[Lines of data]
------------------------------------------------------------
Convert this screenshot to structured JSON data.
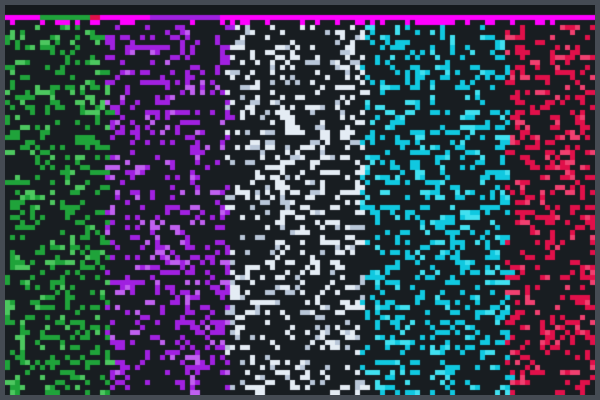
{
  "game": {
    "background": "#181d21",
    "border": "#454b53",
    "cell_size_px_note_free": true,
    "bands": [
      {
        "color": "#1fa33a",
        "alt": "#4cc75f"
      },
      {
        "color": "#a020e0",
        "alt": "#c060f0"
      },
      {
        "color": "#e4ecf4",
        "alt": "#b8c6d8"
      },
      {
        "color": "#10c8e0",
        "alt": "#40e0f0"
      },
      {
        "color": "#e0104a",
        "alt": "#f04070"
      }
    ],
    "sweep_line_color": "#ff00ff"
  }
}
------------------------------------------------------------
### WHAT YOU NEED TO DO
Repeat everything in the records precisely. Images are excluded from the copy.

### ANSWER TO THE PROBLEM
Convert this screenshot to structured JSON data.
{
  "game": {
    "background": "#181d21",
    "border": "#454b53",
    "cell_size_px_note_free": true,
    "bands": [
      {
        "color": "#1fa33a",
        "alt": "#4cc75f"
      },
      {
        "color": "#a020e0",
        "alt": "#c060f0"
      },
      {
        "color": "#e4ecf4",
        "alt": "#b8c6d8"
      },
      {
        "color": "#10c8e0",
        "alt": "#40e0f0"
      },
      {
        "color": "#e0104a",
        "alt": "#f04070"
      }
    ],
    "sweep_line_color": "#ff00ff"
  }
}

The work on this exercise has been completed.